◆ What the task requires ◆
Go through the entries one line at a time, and gather every line that has the word "this".

◆ A run of records ◆
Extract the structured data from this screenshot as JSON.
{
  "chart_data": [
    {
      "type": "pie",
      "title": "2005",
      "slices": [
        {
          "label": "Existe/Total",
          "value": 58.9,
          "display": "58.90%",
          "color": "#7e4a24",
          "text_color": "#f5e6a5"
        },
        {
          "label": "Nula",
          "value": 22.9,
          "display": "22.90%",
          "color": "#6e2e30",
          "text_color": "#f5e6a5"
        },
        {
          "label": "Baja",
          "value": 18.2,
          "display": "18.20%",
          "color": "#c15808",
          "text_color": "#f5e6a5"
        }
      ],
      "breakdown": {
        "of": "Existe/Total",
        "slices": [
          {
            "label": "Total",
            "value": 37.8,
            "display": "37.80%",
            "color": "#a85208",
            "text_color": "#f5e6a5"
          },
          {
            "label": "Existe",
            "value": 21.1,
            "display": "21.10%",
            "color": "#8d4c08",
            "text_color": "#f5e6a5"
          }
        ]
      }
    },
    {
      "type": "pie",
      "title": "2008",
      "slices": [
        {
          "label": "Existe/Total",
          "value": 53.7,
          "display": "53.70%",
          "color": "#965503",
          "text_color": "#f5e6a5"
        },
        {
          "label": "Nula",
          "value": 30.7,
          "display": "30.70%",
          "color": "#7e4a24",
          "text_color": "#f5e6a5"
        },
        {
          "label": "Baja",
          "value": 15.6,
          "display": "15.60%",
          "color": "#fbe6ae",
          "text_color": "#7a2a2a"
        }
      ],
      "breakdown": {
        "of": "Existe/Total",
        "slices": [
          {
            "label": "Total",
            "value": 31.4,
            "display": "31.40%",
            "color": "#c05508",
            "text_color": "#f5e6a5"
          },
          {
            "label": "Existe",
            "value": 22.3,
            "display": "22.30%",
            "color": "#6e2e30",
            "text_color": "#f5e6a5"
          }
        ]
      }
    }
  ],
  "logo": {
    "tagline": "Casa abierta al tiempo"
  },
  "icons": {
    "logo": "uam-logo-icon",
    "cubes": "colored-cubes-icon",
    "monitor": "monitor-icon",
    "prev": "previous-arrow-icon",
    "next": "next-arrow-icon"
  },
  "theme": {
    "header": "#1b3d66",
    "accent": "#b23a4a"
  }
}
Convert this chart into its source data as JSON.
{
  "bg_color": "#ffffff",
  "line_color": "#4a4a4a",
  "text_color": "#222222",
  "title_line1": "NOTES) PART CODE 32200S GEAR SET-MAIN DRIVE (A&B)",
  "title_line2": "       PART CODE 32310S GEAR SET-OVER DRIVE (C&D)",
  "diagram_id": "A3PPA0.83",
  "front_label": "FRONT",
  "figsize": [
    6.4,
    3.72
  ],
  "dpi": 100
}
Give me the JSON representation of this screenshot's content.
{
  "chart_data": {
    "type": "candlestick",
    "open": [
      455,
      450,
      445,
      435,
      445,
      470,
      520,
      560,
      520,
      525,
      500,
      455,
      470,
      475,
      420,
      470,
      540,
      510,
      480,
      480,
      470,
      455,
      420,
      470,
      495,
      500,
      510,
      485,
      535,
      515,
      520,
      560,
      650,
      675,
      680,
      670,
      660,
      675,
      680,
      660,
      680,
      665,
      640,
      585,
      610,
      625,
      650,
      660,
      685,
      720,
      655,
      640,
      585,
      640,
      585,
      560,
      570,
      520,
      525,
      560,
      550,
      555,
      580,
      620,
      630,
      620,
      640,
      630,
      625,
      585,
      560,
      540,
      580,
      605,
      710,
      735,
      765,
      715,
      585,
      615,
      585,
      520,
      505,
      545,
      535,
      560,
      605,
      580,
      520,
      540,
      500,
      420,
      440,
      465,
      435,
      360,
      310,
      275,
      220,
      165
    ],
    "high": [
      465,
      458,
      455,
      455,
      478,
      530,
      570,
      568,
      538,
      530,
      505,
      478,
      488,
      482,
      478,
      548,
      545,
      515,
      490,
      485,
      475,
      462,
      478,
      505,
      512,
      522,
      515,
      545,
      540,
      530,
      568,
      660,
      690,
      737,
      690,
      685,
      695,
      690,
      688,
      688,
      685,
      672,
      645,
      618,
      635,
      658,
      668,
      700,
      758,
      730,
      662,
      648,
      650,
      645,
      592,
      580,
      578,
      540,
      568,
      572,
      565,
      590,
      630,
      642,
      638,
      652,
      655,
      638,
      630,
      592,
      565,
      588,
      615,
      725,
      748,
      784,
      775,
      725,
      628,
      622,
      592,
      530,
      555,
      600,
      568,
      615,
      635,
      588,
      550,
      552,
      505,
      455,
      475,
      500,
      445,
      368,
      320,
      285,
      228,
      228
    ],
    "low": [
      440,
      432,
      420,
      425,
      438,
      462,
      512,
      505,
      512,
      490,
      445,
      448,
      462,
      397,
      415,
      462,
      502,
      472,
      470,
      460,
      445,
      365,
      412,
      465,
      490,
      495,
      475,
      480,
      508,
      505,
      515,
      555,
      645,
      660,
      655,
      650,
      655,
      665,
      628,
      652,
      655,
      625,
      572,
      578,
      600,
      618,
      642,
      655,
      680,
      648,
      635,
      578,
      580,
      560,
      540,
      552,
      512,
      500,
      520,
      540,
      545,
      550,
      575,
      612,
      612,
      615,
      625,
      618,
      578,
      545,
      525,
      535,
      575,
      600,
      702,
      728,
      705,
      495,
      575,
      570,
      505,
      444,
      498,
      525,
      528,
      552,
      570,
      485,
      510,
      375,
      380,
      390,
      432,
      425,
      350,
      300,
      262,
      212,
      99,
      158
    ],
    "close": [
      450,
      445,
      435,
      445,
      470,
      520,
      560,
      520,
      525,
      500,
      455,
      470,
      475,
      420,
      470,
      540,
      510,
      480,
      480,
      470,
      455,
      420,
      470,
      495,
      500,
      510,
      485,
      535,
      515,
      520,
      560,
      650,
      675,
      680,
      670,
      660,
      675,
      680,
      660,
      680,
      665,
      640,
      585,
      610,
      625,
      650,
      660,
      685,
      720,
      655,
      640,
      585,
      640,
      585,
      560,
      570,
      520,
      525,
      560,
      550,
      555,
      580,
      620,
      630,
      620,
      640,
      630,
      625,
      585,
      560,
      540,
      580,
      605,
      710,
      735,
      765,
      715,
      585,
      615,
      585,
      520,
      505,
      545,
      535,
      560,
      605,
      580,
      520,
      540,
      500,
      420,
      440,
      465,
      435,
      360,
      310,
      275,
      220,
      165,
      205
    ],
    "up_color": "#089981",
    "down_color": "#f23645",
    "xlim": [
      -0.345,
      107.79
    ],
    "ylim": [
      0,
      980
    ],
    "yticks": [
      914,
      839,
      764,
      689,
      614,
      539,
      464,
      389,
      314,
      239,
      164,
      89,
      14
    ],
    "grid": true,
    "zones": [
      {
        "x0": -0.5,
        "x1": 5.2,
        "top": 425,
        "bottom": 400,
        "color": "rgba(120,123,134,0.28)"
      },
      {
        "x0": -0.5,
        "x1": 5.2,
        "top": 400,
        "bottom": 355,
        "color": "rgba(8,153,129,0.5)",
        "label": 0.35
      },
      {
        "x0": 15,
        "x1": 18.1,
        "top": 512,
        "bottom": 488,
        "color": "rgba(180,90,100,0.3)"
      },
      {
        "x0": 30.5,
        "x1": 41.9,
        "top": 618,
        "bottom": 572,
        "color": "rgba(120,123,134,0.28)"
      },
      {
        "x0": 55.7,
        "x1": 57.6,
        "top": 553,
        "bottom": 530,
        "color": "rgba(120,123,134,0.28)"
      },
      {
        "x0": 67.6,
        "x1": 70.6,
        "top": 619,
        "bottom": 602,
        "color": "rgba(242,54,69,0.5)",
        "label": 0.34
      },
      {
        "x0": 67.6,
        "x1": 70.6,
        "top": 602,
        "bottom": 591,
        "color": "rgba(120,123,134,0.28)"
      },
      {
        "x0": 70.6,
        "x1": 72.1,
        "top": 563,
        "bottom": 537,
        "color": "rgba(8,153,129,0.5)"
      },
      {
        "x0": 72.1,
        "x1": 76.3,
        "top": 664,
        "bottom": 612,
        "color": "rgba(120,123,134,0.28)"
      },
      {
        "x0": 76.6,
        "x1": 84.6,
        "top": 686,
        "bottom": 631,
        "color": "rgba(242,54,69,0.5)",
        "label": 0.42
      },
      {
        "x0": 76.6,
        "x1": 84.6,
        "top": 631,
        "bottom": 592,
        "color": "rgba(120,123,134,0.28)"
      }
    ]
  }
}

◆ Result ◆
Extract the structured data from this screenshot as JSON.
Convert this chart into its source data as JSON.
Give me the JSON representation of this screenshot's content.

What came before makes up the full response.